— Start of Listed entries —
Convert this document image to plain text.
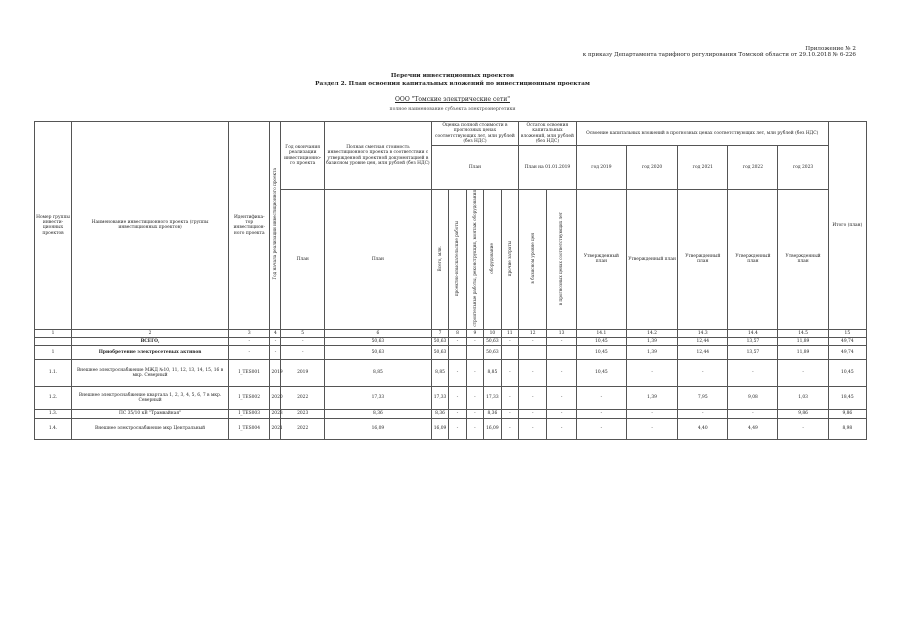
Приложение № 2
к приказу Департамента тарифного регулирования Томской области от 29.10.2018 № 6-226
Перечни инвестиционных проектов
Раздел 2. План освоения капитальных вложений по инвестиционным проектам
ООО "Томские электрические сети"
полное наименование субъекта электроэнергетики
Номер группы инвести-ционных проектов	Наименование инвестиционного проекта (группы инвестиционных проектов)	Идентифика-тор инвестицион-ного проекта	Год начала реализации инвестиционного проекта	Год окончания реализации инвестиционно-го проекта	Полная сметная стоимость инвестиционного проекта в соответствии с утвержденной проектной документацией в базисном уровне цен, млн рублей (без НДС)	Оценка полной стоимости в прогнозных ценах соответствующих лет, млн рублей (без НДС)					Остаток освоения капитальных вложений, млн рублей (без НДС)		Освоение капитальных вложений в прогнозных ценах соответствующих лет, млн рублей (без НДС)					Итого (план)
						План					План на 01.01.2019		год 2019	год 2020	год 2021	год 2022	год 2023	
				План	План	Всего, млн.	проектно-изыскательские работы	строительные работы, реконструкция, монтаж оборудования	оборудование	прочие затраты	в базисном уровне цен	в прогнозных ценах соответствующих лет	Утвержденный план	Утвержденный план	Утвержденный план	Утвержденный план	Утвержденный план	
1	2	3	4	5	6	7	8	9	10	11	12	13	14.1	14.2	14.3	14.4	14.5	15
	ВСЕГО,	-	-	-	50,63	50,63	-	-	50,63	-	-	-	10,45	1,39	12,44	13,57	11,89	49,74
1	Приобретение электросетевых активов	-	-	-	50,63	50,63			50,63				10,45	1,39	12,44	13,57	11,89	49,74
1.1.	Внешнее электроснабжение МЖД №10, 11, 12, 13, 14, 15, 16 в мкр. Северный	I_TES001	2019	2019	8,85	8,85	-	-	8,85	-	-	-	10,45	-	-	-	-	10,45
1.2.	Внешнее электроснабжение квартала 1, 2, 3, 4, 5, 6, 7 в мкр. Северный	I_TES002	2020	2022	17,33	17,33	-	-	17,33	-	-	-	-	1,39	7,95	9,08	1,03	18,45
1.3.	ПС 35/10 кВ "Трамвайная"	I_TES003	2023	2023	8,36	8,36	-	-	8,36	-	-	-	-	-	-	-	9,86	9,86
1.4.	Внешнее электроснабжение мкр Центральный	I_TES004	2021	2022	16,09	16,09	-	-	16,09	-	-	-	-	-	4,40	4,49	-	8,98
— End of Listed entries —
Given request:
Gather all lines where the word "Северный" appears.

Expected answer:
1.1.	Внешнее электроснабжение МЖД №10, 11, 12, 13, 14, 15, 16 в мкр. Северный	I_TES001	2019	2019	8,85	8,85	-	-	8,85	-	-	-	10,45	-	-	-	-	10,45
1.2.	Внешнее электроснабжение квартала 1, 2, 3, 4, 5, 6, 7 в мкр. Северный	I_TES002	2020	2022	17,33	17,33	-	-	17,33	-	-	-	-	1,39	7,95	9,08	1,03	18,45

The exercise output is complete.